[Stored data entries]

[START]

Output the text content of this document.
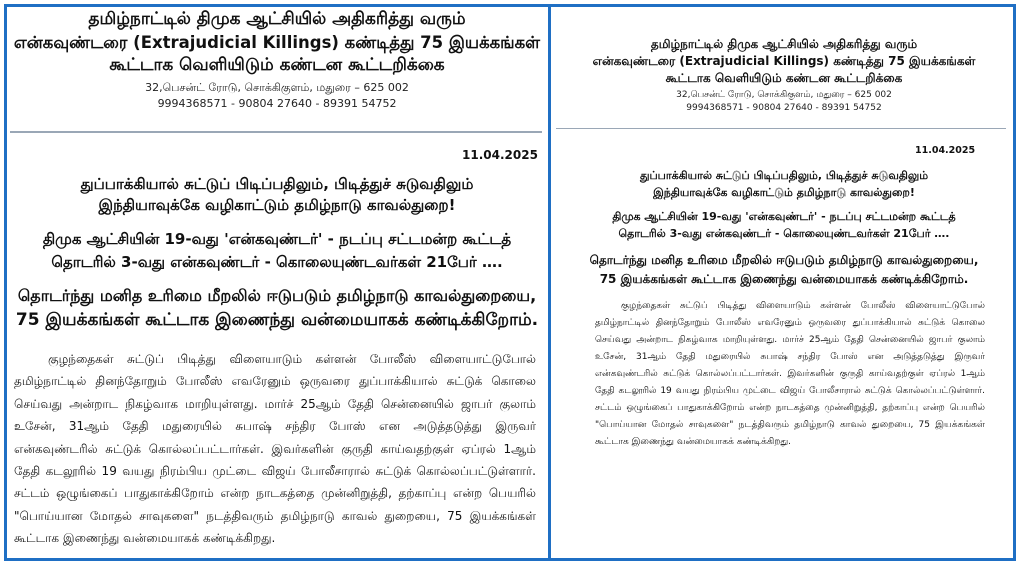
தமிழ்நாட்டில் திமுக ஆட்சியில் அதிகரித்து வரும்
என்கவுண்டரை (Extrajudicial Killings) கண்டித்து 75 இயக்கங்கள்
கூட்டாக வெளியிடும் கண்டன கூட்டறிக்கை
32,பெசன்ட் ரோடு, சொக்கிகுளம், மதுரை – 625 002
9994368571 - 90804 27640 - 89391 54752
11.04.2025
துப்பாக்கியால் சுட்டுப் பிடிப்பதிலும், பிடித்துச் சுடுவதிலும்
இந்தியாவுக்கே வழிகாட்டும் தமிழ்நாடு காவல்துறை!
திமுக ஆட்சியின் 19-வது 'என்கவுண்டர்' - நடப்பு சட்டமன்ற கூட்டத்
தொடரில் 3-வது என்கவுண்டர் - கொலையுண்டவர்கள் 21பேர் ….
தொடர்ந்து மனித உரிமை மீறலில் ஈடுபடும் தமிழ்நாடு காவல்துறையை,
75 இயக்கங்கள் கூட்டாக இணைந்து வன்மையாகக் கண்டிக்கிறோம்.

குழந்தைகள் சுட்டுப் பிடித்து விளையாடும் கள்ளன் போலீஸ் விளையாட்டுபோல் தமிழ்நாட்டில் தினந்தோறும் போலீஸ் எவரேனும் ஒருவரை துப்பாக்கியால் சுட்டுக் கொலை செய்வது அன்றாட நிகழ்வாக மாறியுள்ளது. மார்ச் 25ஆம் தேதி சென்னையில் ஜாபர் குலாம் உசேன், 31ஆம் தேதி மதுரையில் சுபாஷ் சந்திர போஸ் என அடுத்தடுத்து இருவர் என்கவுண்டரில் சுட்டுக் கொல்லப்பட்டார்கள். இவர்களின் குருதி காய்வதற்குள் ஏப்ரல் 1ஆம் தேதி கடலூரில் 19 வயது நிரம்பிய முட்டை விஜய் போலீசாரால் சுட்டுக் கொல்லப்பட்டுள்ளார். சட்டம் ஒழுங்கைப் பாதுகாக்கிறோம் என்ற நாடகத்தை முன்னிறுத்தி, தற்காப்பு என்ற பெயரில் "பொய்யான மோதல் சாவுகளை" நடத்திவரும் தமிழ்நாடு காவல் துறையை, 75 இயக்கங்கள் கூட்டாக இணைந்து வன்மையாகக் கண்டிக்கிறது.

தமிழ்நாட்டில் திமுக ஆட்சியில் அதிகரித்து வரும்
என்கவுண்டரை (Extrajudicial Killings) கண்டித்து 75 இயக்கங்கள்
கூட்டாக வெளியிடும் கண்டன கூட்டறிக்கை
32,பெசன்ட் ரோடு, சொக்கிகுளம், மதுரை – 625 002
9994368571 - 90804 27640 - 89391 54752
11.04.2025
துப்பாக்கியால் சுட்டுப் பிடிப்பதிலும், பிடித்துச் சுடுவதிலும்
இந்தியாவுக்கே வழிகாட்டும் தமிழ்நாடு காவல்துறை!
திமுக ஆட்சியின் 19-வது 'என்கவுண்டர்' - நடப்பு சட்டமன்ற கூட்டத்
தொடரில் 3-வது என்கவுண்டர் - கொலையுண்டவர்கள் 21பேர் ….
தொடர்ந்து மனித உரிமை மீறலில் ஈடுபடும் தமிழ்நாடு காவல்துறையை,
75 இயக்கங்கள் கூட்டாக இணைந்து வன்மையாகக் கண்டிக்கிறோம்.

குழந்தைகள் சுட்டுப் பிடித்து விளையாடும் கள்ளன் போலீஸ் விளையாட்டுபோல் தமிழ்நாட்டில் தினந்தோறும் போலீஸ் எவரேனும் ஒருவரை துப்பாக்கியால் சுட்டுக் கொலை செய்வது அன்றாட நிகழ்வாக மாறியுள்ளது. மார்ச் 25ஆம் தேதி சென்னையில் ஜாபர் குலாம் உசேன், 31ஆம் தேதி மதுரையில் சுபாஷ் சந்திர போஸ் என அடுத்தடுத்து இருவர் என்கவுண்டரில் சுட்டுக் கொல்லப்பட்டார்கள். இவர்களின் குருதி காய்வதற்குள் ஏப்ரல் 1ஆம் தேதி கடலூரில் 19 வயது நிரம்பிய முட்டை விஜய் போலீசாரால் சுட்டுக் கொல்லப்பட்டுள்ளார். சட்டம் ஒழுங்கைப் பாதுகாக்கிறோம் என்ற நாடகத்தை முன்னிறுத்தி, தற்காப்பு என்ற பெயரில் "பொய்யான மோதல் சாவுகளை" நடத்திவரும் தமிழ்நாடு காவல் துறையை, 75 இயக்கங்கள் கூட்டாக இணைந்து வன்மையாகக் கண்டிக்கிறது.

[END]

#### Task
Give the material again exactly as it is, but keep the pictures out.

#### Response to this exercise
Output the text content of this document.
தமிழ்நாட்டில் திமுக ஆட்சியில் அதிகரித்து வரும்
என்கவுண்டரை (Extrajudicial Killings) கண்டித்து 75 இயக்கங்கள்
கூட்டாக வெளியிடும் கண்டன கூட்டறிக்கை
32,பெசன்ட் ரோடு, சொக்கிகுளம், மதுரை – 625 002
9994368571 - 90804 27640 - 89391 54752
11.04.2025
துப்பாக்கியால் சுட்டுப் பிடிப்பதிலும், பிடித்துச் சுடுவதிலும்
இந்தியாவுக்கே வழிகாட்டும் தமிழ்நாடு காவல்துறை!
திமுக ஆட்சியின் 19-வது 'என்கவுண்டர்' - நடப்பு சட்டமன்ற கூட்டத்
தொடரில் 3-வது என்கவுண்டர் - கொலையுண்டவர்கள் 21பேர் ….
தொடர்ந்து மனித உரிமை மீறலில் ஈடுபடும் தமிழ்நாடு காவல்துறையை,
75 இயக்கங்கள் கூட்டாக இணைந்து வன்மையாகக் கண்டிக்கிறோம்.

குழந்தைகள் சுட்டுப் பிடித்து விளையாடும் கள்ளன் போலீஸ் விளையாட்டுபோல் தமிழ்நாட்டில் தினந்தோறும் போலீஸ் எவரேனும் ஒருவரை துப்பாக்கியால் சுட்டுக் கொலை செய்வது அன்றாட நிகழ்வாக மாறியுள்ளது. மார்ச் 25ஆம் தேதி சென்னையில் ஜாபர் குலாம் உசேன், 31ஆம் தேதி மதுரையில் சுபாஷ் சந்திர போஸ் என அடுத்தடுத்து இருவர் என்கவுண்டரில் சுட்டுக் கொல்லப்பட்டார்கள். இவர்களின் குருதி காய்வதற்குள் ஏப்ரல் 1ஆம் தேதி கடலூரில் 19 வயது நிரம்பிய முட்டை விஜய் போலீசாரால் சுட்டுக் கொல்லப்பட்டுள்ளார். சட்டம் ஒழுங்கைப் பாதுகாக்கிறோம் என்ற நாடகத்தை முன்னிறுத்தி, தற்காப்பு என்ற பெயரில் "பொய்யான மோதல் சாவுகளை" நடத்திவரும் தமிழ்நாடு காவல் துறையை, 75 இயக்கங்கள் கூட்டாக இணைந்து வன்மையாகக் கண்டிக்கிறது.

தமிழ்நாட்டில் திமுக ஆட்சியில் அதிகரித்து வரும்
என்கவுண்டரை (Extrajudicial Killings) கண்டித்து 75 இயக்கங்கள்
கூட்டாக வெளியிடும் கண்டன கூட்டறிக்கை
32,பெசன்ட் ரோடு, சொக்கிகுளம், மதுரை – 625 002
9994368571 - 90804 27640 - 89391 54752
11.04.2025
துப்பாக்கியால் சுட்டுப் பிடிப்பதிலும், பிடித்துச் சுடுவதிலும்
இந்தியாவுக்கே வழிகாட்டும் தமிழ்நாடு காவல்துறை!
திமுக ஆட்சியின் 19-வது 'என்கவுண்டர்' - நடப்பு சட்டமன்ற கூட்டத்
தொடரில் 3-வது என்கவுண்டர் - கொலையுண்டவர்கள் 21பேர் ….
தொடர்ந்து மனித உரிமை மீறலில் ஈடுபடும் தமிழ்நாடு காவல்துறையை,
75 இயக்கங்கள் கூட்டாக இணைந்து வன்மையாகக் கண்டிக்கிறோம்.

குழந்தைகள் சுட்டுப் பிடித்து விளையாடும் கள்ளன் போலீஸ் விளையாட்டுபோல் தமிழ்நாட்டில் தினந்தோறும் போலீஸ் எவரேனும் ஒருவரை துப்பாக்கியால் சுட்டுக் கொலை செய்வது அன்றாட நிகழ்வாக மாறியுள்ளது. மார்ச் 25ஆம் தேதி சென்னையில் ஜாபர் குலாம் உசேன், 31ஆம் தேதி மதுரையில் சுபாஷ் சந்திர போஸ் என அடுத்தடுத்து இருவர் என்கவுண்டரில் சுட்டுக் கொல்லப்பட்டார்கள். இவர்களின் குருதி காய்வதற்குள் ஏப்ரல் 1ஆம் தேதி கடலூரில் 19 வயது நிரம்பிய முட்டை விஜய் போலீசாரால் சுட்டுக் கொல்லப்பட்டுள்ளார். சட்டம் ஒழுங்கைப் பாதுகாக்கிறோம் என்ற நாடகத்தை முன்னிறுத்தி, தற்காப்பு என்ற பெயரில் "பொய்யான மோதல் சாவுகளை" நடத்திவரும் தமிழ்நாடு காவல் துறையை, 75 இயக்கங்கள் கூட்டாக இணைந்து வன்மையாகக் கண்டிக்கிறது.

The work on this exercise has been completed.